(Stored entries)
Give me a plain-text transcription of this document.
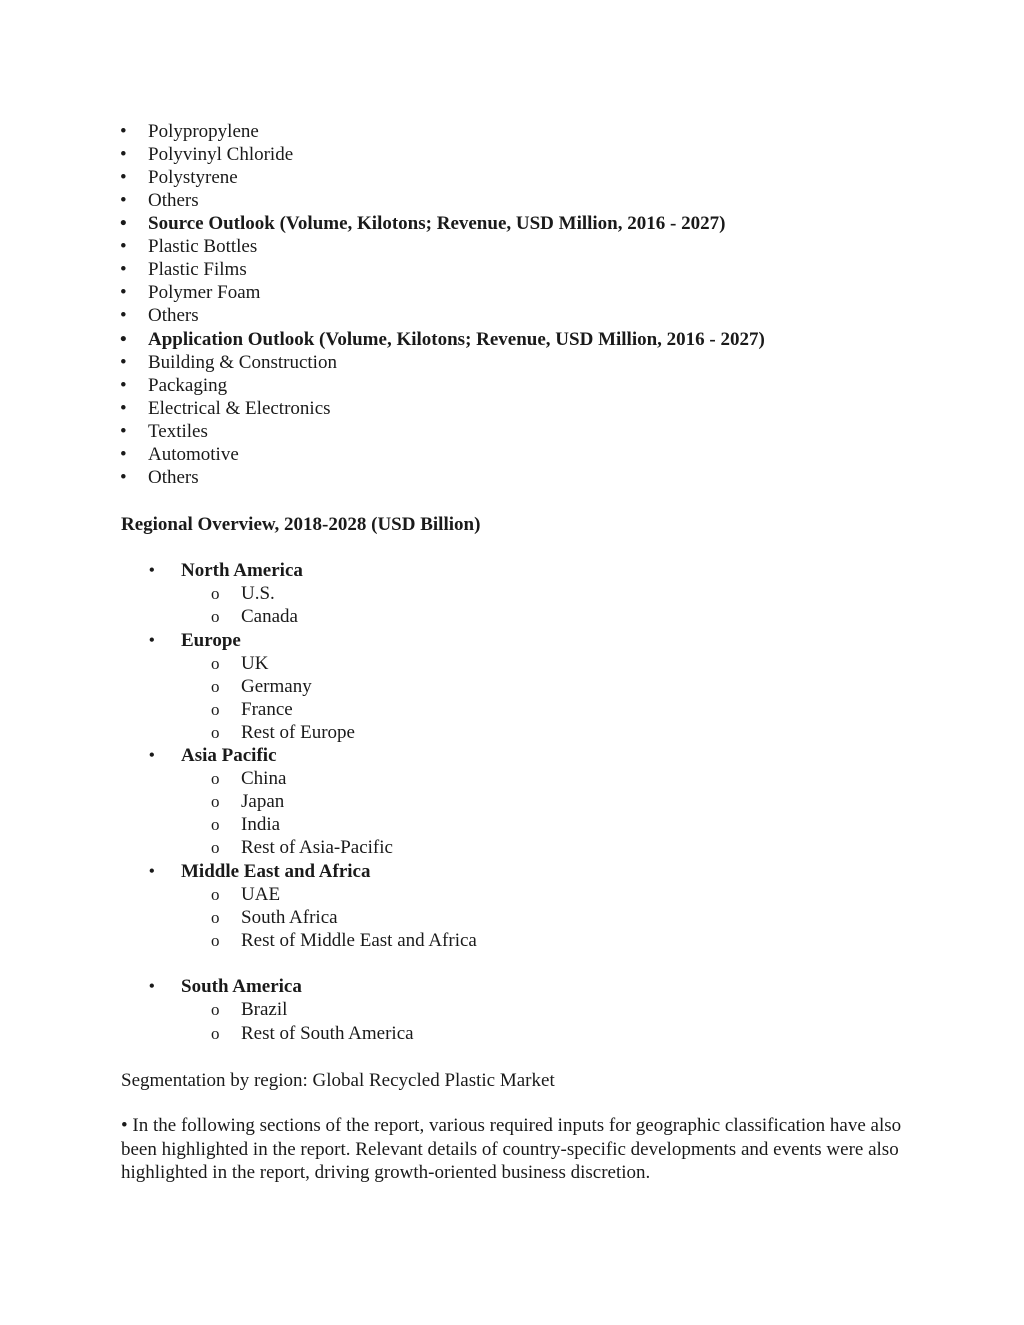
• Polypropylene
• Polyvinyl Chloride
• Polystyrene
• Others
• Source Outlook (Volume, Kilotons; Revenue, USD Million, 2016 - 2027)
• Plastic Bottles
• Plastic Films
• Polymer Foam
• Others
• Application Outlook (Volume, Kilotons; Revenue, USD Million, 2016 - 2027)
• Building & Construction
• Packaging
• Electrical & Electronics
• Textiles
• Automotive
• Others
Regional Overview, 2018-2028 (USD Billion)
• North America
o U.S.
o Canada
• Europe
o UK
o Germany
o France
o Rest of Europe
• Asia Pacific
o China
o Japan
o India
o Rest of Asia-Pacific
• Middle East and Africa
o UAE
o South Africa
o Rest of Middle East and Africa
• South America
o Brazil
o Rest of South America
Segmentation by region: Global Recycled Plastic Market
• In the following sections of the report, various required inputs for geographic classification have also been highlighted in the report. Relevant details of country-specific developments and events were also highlighted in the report, driving growth-oriented business discretion.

▶ Objective
Transcribe the material exactly, keeping every word and none of the pictures.

▶ Written solution
Give me a plain-text transcription of this document.
• Polypropylene
• Polyvinyl Chloride
• Polystyrene
• Others
• Source Outlook (Volume, Kilotons; Revenue, USD Million, 2016 - 2027)
• Plastic Bottles
• Plastic Films
• Polymer Foam
• Others
• Application Outlook (Volume, Kilotons; Revenue, USD Million, 2016 - 2027)
• Building & Construction
• Packaging
• Electrical & Electronics
• Textiles
• Automotive
• Others
Regional Overview, 2018-2028 (USD Billion)
• North America
o U.S.
o Canada
• Europe
o UK
o Germany
o France
o Rest of Europe
• Asia Pacific
o China
o Japan
o India
o Rest of Asia-Pacific
• Middle East and Africa
o UAE
o South Africa
o Rest of Middle East and Africa
• South America
o Brazil
o Rest of South America
Segmentation by region: Global Recycled Plastic Market
• In the following sections of the report, various required inputs for geographic classification have also been highlighted in the report. Relevant details of country-specific developments and events were also highlighted in the report, driving growth-oriented business discretion.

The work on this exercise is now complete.